**Dataset rows**
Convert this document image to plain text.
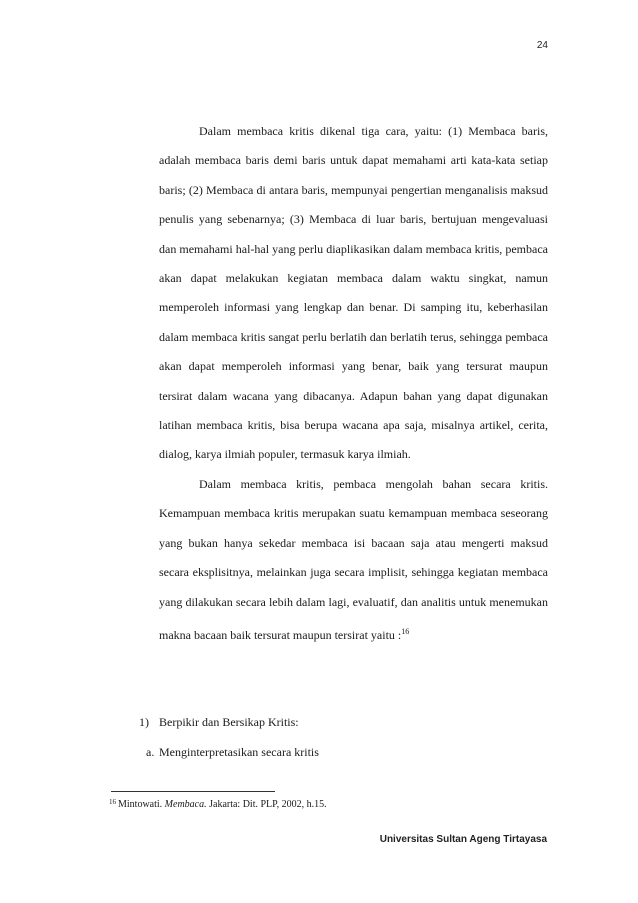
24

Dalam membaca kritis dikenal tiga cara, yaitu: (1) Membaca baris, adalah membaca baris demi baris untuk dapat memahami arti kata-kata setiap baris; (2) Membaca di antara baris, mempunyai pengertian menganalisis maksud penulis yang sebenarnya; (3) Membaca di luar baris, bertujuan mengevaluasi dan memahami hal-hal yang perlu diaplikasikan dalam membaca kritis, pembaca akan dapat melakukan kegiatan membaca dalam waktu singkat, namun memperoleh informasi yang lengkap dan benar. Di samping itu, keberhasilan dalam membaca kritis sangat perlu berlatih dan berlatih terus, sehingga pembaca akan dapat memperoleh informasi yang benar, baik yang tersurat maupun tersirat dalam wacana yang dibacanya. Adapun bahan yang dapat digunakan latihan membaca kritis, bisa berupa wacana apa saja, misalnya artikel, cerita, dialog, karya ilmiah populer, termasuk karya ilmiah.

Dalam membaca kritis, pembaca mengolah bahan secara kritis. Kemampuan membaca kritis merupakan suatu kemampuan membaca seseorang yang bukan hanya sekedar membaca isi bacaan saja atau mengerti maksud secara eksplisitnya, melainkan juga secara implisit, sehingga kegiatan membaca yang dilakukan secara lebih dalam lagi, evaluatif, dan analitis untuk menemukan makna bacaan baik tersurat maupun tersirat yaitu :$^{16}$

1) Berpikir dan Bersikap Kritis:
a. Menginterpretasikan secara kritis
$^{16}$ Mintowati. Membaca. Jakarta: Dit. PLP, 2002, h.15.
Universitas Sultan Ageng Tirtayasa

**To be done**
Gather up every line in the data above that contains the word "kegiatan", copying each one.

**Answer for this exercise**
Dalam membaca kritis dikenal tiga cara, yaitu: (1) Membaca baris, adalah membaca baris demi baris untuk dapat memahami arti kata-kata setiap baris; (2) Membaca di antara baris, mempunyai pengertian menganalisis maksud penulis yang sebenarnya; (3) Membaca di luar baris, bertujuan mengevaluasi dan memahami hal-hal yang perlu diaplikasikan dalam membaca kritis, pembaca akan dapat melakukan kegiatan membaca dalam waktu singkat, namun memperoleh informasi yang lengkap dan benar. Di samping itu, keberhasilan dalam membaca kritis sangat perlu berlatih dan berlatih terus, sehingga pembaca akan dapat memperoleh informasi yang benar, baik yang tersurat maupun tersirat dalam wacana yang dibacanya. Adapun bahan yang dapat digunakan latihan membaca kritis, bisa berupa wacana apa saja, misalnya artikel, cerita, dialog, karya ilmiah populer, termasuk karya ilmiah.
Dalam membaca kritis, pembaca mengolah bahan secara kritis. Kemampuan membaca kritis merupakan suatu kemampuan membaca seseorang yang bukan hanya sekedar membaca isi bacaan saja atau mengerti maksud secara eksplisitnya, melainkan juga secara implisit, sehingga kegiatan membaca yang dilakukan secara lebih dalam lagi, evaluatif, dan analitis untuk menemukan makna bacaan baik tersurat maupun tersirat yaitu :$^{16}$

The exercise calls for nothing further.